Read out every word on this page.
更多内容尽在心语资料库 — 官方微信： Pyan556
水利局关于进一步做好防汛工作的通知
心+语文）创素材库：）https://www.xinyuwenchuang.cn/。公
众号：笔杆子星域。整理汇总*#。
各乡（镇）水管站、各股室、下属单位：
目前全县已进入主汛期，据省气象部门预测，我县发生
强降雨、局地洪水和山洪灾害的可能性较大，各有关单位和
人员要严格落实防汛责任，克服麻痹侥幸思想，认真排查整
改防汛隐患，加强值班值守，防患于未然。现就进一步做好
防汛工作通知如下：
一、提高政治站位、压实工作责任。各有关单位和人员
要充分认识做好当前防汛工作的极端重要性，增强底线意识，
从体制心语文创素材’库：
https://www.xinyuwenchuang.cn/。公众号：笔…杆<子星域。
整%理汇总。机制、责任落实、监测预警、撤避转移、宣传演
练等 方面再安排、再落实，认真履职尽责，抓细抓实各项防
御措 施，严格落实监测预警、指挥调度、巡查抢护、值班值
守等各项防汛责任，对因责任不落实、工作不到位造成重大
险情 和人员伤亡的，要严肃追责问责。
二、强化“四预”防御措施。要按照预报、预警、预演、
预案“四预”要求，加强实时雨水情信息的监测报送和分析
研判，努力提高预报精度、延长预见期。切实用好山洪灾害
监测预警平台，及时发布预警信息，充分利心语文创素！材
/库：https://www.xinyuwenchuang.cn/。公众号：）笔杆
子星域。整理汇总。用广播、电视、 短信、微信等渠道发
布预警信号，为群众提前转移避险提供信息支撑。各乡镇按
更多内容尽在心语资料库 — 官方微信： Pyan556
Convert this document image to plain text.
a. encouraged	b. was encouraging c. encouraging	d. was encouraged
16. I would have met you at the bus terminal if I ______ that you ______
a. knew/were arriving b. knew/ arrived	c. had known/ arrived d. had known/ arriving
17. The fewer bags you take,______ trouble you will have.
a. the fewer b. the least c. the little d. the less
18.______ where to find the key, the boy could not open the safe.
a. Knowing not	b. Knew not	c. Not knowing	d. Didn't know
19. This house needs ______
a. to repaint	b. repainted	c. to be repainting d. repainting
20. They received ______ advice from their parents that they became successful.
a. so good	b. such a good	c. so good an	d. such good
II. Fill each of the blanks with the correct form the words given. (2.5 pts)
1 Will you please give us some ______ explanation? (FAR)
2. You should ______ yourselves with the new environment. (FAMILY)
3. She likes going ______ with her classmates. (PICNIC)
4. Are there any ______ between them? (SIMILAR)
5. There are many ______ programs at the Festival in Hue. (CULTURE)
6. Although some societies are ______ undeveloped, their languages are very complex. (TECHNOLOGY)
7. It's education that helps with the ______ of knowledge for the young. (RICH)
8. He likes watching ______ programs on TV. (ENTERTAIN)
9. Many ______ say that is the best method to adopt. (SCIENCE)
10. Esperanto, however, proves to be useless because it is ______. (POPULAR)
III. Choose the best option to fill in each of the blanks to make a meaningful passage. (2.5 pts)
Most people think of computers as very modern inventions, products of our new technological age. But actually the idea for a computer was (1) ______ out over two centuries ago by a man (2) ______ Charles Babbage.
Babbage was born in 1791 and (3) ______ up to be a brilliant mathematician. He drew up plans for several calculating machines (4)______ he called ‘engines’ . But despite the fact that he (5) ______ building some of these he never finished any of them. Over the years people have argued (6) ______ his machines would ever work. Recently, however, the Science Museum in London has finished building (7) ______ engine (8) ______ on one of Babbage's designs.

========================================

• _TASK_: Determine how many lines in the data above contain the string "blanks". Give nothing except the number.

• _RIGHT ANSWER_: 2